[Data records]
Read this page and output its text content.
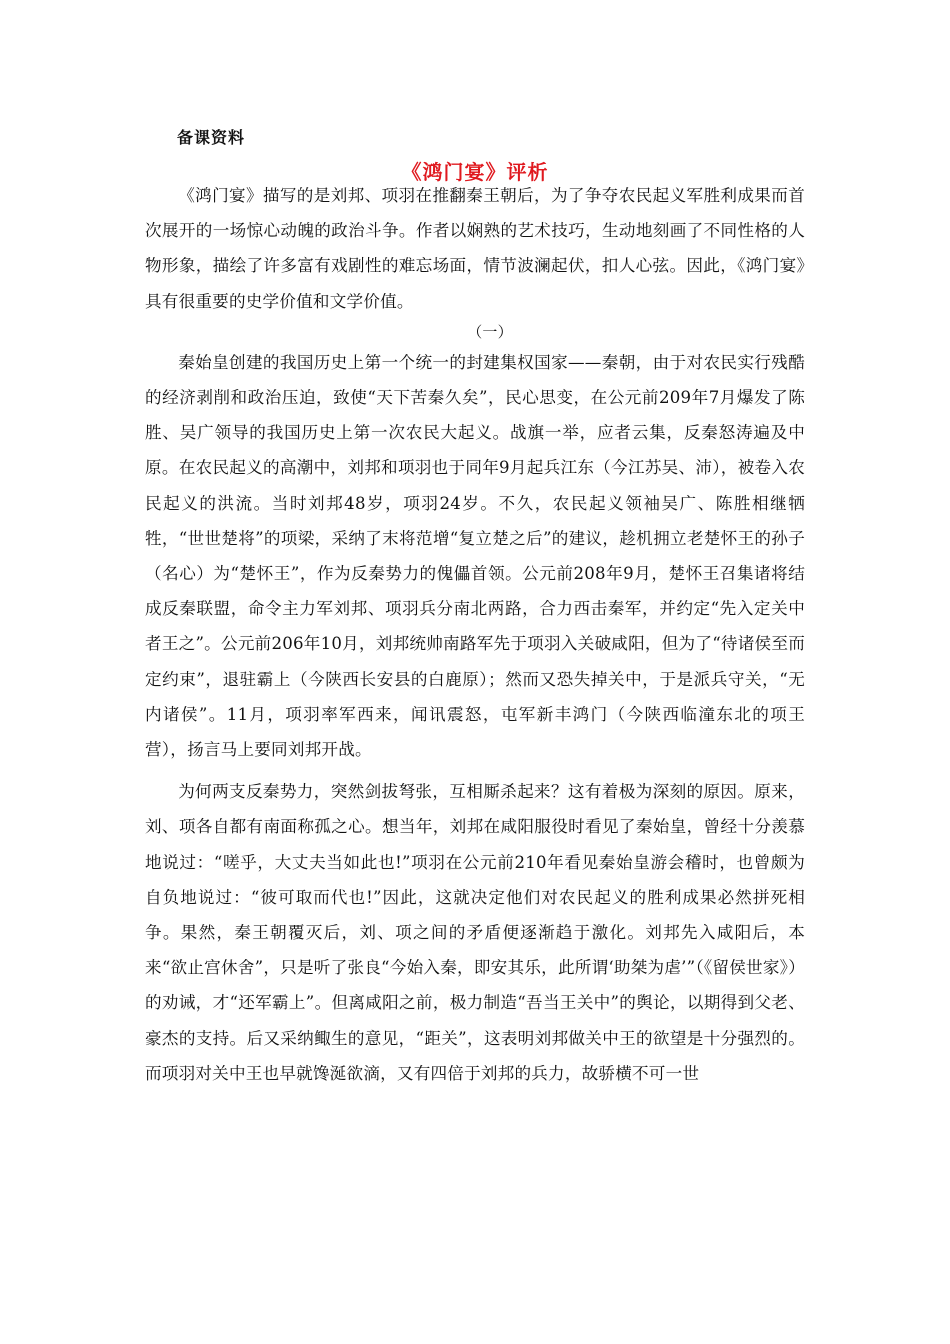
备课资料
《鸿门宴》评析

《鸿门宴》描写的是刘邦、项羽在推翻秦王朝后，为了争夺农民起义军胜利成果而首次展开的一场惊心动魄的政治斗争。作者以娴熟的艺术技巧，生动地刻画了不同性格的人物形象，描绘了许多富有戏剧性的难忘场面，情节波澜起伏，扣人心弦。因此，《鸿门宴》具有很重要的史学价值和文学价值。

（一）

秦始皇创建的我国历史上第一个统一的封建集权国家——秦朝，由于对农民实行残酷的经济剥削和政治压迫，致使“天下苦秦久矣”，民心思变，在公元前209年7月爆发了陈胜、吴广领导的我国历史上第一次农民大起义。战旗一举，应者云集，反秦怒涛遍及中原。在农民起义的高潮中，刘邦和项羽也于同年9月起兵江东（今江苏吴、沛），被卷入农民起义的洪流。当时刘邦48岁，项羽24岁。不久，农民起义领袖吴广、陈胜相继牺牲，“世世楚将”的项梁，采纳了末将范增“复立楚之后”的建议，趁机拥立老楚怀王的孙子（名心）为“楚怀王”，作为反秦势力的傀儡首领。公元前208年9月，楚怀王召集诸将结成反秦联盟，命令主力军刘邦、项羽兵分南北两路，合力西击秦军，并约定“先入定关中者王之”。公元前206年10月，刘邦统帅南路军先于项羽入关破咸阳，但为了“待诸侯至而定约束”，退驻霸上（今陕西长安县的白鹿原）；然而又恐失掉关中，于是派兵守关，“无内诸侯”。11月，项羽率军西来，闻讯震怒，屯军新丰鸿门（今陕西临潼东北的项王营），扬言马上要同刘邦开战。

为何两支反秦势力，突然剑拔弩张，互相厮杀起来？这有着极为深刻的原因。原来，刘、项各自都有南面称孤之心。想当年，刘邦在咸阳服役时看见了秦始皇，曾经十分羡慕地说过：“嗟乎，大丈夫当如此也!”项羽在公元前210年看见秦始皇游会稽时，也曾颇为自负地说过：“彼可取而代也!”因此，这就决定他们对农民起义的胜利成果必然拼死相争。果然，秦王朝覆灭后，刘、项之间的矛盾便逐渐趋于激化。刘邦先入咸阳后，本来“欲止宫休舍”，只是听了张良“今始入秦，即安其乐，此所谓‘助桀为虐’”（《留侯世家》）的劝诫，才“还军霸上”。但离咸阳之前，极力制造“吾当王关中”的舆论，以期得到父老、豪杰的支持。后又采纳鲰生的意见，“距关”，这表明刘邦做关中王的欲望是十分强烈的。而项羽对关中王也早就馋涎欲滴，又有四倍于刘邦的兵力，故骄横不可一世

#### The task:
Give the entries again word for word, but skip the pictures.

#### Answer to the task:
Read this page and output its text content.
备课资料
《鸿门宴》评析

《鸿门宴》描写的是刘邦、项羽在推翻秦王朝后，为了争夺农民起义军胜利成果而首次展开的一场惊心动魄的政治斗争。作者以娴熟的艺术技巧，生动地刻画了不同性格的人物形象，描绘了许多富有戏剧性的难忘场面，情节波澜起伏，扣人心弦。因此，《鸿门宴》具有很重要的史学价值和文学价值。

（一）

秦始皇创建的我国历史上第一个统一的封建集权国家——秦朝，由于对农民实行残酷的经济剥削和政治压迫，致使“天下苦秦久矣”，民心思变，在公元前209年7月爆发了陈胜、吴广领导的我国历史上第一次农民大起义。战旗一举，应者云集，反秦怒涛遍及中原。在农民起义的高潮中，刘邦和项羽也于同年9月起兵江东（今江苏吴、沛），被卷入农民起义的洪流。当时刘邦48岁，项羽24岁。不久，农民起义领袖吴广、陈胜相继牺牲，“世世楚将”的项梁，采纳了末将范增“复立楚之后”的建议，趁机拥立老楚怀王的孙子（名心）为“楚怀王”，作为反秦势力的傀儡首领。公元前208年9月，楚怀王召集诸将结成反秦联盟，命令主力军刘邦、项羽兵分南北两路，合力西击秦军，并约定“先入定关中者王之”。公元前206年10月，刘邦统帅南路军先于项羽入关破咸阳，但为了“待诸侯至而定约束”，退驻霸上（今陕西长安县的白鹿原）；然而又恐失掉关中，于是派兵守关，“无内诸侯”。11月，项羽率军西来，闻讯震怒，屯军新丰鸿门（今陕西临潼东北的项王营），扬言马上要同刘邦开战。

为何两支反秦势力，突然剑拔弩张，互相厮杀起来？这有着极为深刻的原因。原来，刘、项各自都有南面称孤之心。想当年，刘邦在咸阳服役时看见了秦始皇，曾经十分羡慕地说过：“嗟乎，大丈夫当如此也!”项羽在公元前210年看见秦始皇游会稽时，也曾颇为自负地说过：“彼可取而代也!”因此，这就决定他们对农民起义的胜利成果必然拼死相争。果然，秦王朝覆灭后，刘、项之间的矛盾便逐渐趋于激化。刘邦先入咸阳后，本来“欲止宫休舍”，只是听了张良“今始入秦，即安其乐，此所谓‘助桀为虐’”（《留侯世家》）的劝诫，才“还军霸上”。但离咸阳之前，极力制造“吾当王关中”的舆论，以期得到父老、豪杰的支持。后又采纳鲰生的意见，“距关”，这表明刘邦做关中王的欲望是十分强烈的。而项羽对关中王也早就馋涎欲滴，又有四倍于刘邦的兵力，故骄横不可一世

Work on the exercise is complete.